> [Directive]
From the entries below, copy every line where the string "документов" appears.

> [Data entries]
========================

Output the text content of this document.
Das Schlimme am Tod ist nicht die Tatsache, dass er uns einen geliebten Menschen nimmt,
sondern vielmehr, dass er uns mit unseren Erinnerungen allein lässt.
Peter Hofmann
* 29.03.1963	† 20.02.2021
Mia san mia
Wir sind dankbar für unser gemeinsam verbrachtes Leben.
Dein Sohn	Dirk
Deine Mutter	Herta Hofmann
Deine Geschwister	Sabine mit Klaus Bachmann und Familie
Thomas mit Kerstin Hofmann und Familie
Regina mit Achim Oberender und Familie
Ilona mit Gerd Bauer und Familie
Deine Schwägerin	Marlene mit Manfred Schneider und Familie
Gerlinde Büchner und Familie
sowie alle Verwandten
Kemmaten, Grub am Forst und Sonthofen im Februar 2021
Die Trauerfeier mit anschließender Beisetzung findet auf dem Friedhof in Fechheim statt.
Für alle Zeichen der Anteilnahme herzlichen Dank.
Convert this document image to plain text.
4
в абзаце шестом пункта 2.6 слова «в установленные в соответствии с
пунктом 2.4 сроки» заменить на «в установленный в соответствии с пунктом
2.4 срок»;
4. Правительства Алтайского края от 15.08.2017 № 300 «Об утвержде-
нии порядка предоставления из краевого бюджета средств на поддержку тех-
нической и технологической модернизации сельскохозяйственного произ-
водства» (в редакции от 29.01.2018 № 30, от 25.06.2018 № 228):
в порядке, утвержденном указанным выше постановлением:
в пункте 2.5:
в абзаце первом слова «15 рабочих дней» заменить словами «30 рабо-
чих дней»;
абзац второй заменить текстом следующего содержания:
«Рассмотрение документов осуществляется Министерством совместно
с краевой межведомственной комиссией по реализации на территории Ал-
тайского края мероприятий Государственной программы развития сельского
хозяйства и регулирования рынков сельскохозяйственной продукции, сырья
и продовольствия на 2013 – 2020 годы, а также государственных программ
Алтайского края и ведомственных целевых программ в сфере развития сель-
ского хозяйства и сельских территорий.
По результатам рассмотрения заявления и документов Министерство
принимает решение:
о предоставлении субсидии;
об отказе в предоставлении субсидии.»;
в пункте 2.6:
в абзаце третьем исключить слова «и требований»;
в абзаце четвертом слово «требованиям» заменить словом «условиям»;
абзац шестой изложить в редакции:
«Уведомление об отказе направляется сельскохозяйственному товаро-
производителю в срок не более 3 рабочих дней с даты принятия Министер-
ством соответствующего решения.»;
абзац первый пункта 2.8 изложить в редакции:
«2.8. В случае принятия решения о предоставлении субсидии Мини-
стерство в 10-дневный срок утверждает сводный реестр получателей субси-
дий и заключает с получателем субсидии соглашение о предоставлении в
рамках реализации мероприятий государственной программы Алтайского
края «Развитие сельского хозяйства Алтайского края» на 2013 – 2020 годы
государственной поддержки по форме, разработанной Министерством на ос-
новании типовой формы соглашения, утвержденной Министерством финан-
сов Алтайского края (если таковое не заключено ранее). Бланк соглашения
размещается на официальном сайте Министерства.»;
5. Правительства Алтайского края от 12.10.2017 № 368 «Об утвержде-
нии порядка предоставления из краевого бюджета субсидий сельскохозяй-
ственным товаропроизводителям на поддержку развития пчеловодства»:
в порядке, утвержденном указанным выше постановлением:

========================

> [Result of this task]
«Рассмотрение документов осуществляется Министерством совместно
По результатам рассмотрения заявления и документов Министерство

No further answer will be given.